§ **Text to read**:
— Begin —

Precisely because movement in space and time was freed, Matthew’s style was thus freed from the heavy oral encrustations of Mark and especially its paratactic proceeding (Prostmeier 2007, pp. 104–5). According to Eric Auerbach, in fact, description in closed portions, that is, parataxis precisely, implies a conception of the real that is not continuous but instead parceled out and therefore not traversable (Auerbach 1956, I, pp. 107–35). A more decidedly hypothetic style, on the contrary, suggests a different vision, one that connects the individual parts in a complex way and thus makes one imagine a continuum, a horizon, in short, that is livable and traversable (Auerbach 1956, I, pp. 136–56).
But if the mission to the world is now decided, having been opened by Christ and left now to his Ecclesia (led by Peter), the complex medial character of that world nevertheless compels a “braking” course, so to speak, controlled, that is, by the watchful eye of the nascent (and still immature) institution. This operation of control is carried out through the incorporation of orality by writing: the hypothetic narrative is punctuated, and interrupted, by real doctrinal windows expressed in the great discourses of Jesus, the real chief characteristic of Matthew. The writing re-mediates the word and the Voice, transforming the scattered statements into broad, complex Loghia defined by subject and purpose, true “chapters” of an encyclopedia of the Rebbe’s thought.
The great discourses are thus cleverly distributed functionally throughout the work. The famous “Sermon on the Mount”, for example, a veritable summation of Jesus’ message likely preached historically in a fragmented manner adapted to individual circumstances and hearers, precedes the series of ten miracle narratives, intended as a demonstration of the coming of the Kingdom. The pressing of events, the proceeding of the story toward its extreme conclusion, necessitates a periodic pause, a pause within which the word re-mediated by scripture can return to expression and direction. No longer just action, as in Mark, but doctrine within action. But to whom does Matthew address himself?

— End —

§ **What you will do**:
Copy the passage on Matthew's style between "The great discourses are" and "Matthew address himself?", inclusive, replacing every "pause" with "halt".

§ **Element location listings**:

— Begin —

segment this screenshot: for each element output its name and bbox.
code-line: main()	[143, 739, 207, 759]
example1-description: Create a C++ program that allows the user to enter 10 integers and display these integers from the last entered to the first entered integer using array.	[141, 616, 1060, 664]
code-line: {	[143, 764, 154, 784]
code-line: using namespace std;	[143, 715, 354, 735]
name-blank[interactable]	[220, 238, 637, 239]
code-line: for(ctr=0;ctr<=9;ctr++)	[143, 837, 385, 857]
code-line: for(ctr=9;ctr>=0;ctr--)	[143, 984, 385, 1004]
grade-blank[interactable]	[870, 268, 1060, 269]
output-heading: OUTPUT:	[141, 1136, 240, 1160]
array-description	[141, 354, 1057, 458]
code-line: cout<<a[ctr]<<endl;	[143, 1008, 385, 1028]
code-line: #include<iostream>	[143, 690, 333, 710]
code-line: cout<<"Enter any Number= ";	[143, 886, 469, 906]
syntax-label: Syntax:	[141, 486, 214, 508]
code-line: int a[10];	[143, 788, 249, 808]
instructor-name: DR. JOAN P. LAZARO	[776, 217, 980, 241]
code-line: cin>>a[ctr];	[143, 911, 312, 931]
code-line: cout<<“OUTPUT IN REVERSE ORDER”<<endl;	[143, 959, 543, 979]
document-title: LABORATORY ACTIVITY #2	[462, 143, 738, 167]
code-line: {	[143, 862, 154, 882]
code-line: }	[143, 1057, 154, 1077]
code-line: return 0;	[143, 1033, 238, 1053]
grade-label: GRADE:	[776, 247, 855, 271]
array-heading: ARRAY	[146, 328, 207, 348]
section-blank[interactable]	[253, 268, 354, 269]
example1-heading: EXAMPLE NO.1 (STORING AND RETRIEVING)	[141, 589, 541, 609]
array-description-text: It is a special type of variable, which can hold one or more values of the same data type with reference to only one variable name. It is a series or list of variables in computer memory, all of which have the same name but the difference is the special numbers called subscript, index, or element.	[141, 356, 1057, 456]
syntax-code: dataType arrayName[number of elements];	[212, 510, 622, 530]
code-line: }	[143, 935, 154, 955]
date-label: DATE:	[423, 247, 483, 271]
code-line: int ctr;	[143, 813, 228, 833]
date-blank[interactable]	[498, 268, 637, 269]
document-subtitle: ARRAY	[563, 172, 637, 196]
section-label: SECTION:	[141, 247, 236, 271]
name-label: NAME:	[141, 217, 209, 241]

— End —

§ **Answer to this exercise**:
The great discourses are thus cleverly distributed functionally throughout the work. The famous “Sermon on the Mount”, for example, a veritable summation of Jesus’ message likely preached historically in a fragmented manner adapted to individual circumstances and hearers, precedes the series of ten miracle narratives, intended as a demonstration of the coming of the Kingdom. The pressing of events, the proceeding of the story toward its extreme conclusion, necessitates a periodic halt, a halt within which the word re-mediated by scripture can return to expression and direction. No longer just action, as in Mark, but doctrine within action. But to whom does Matthew address himself?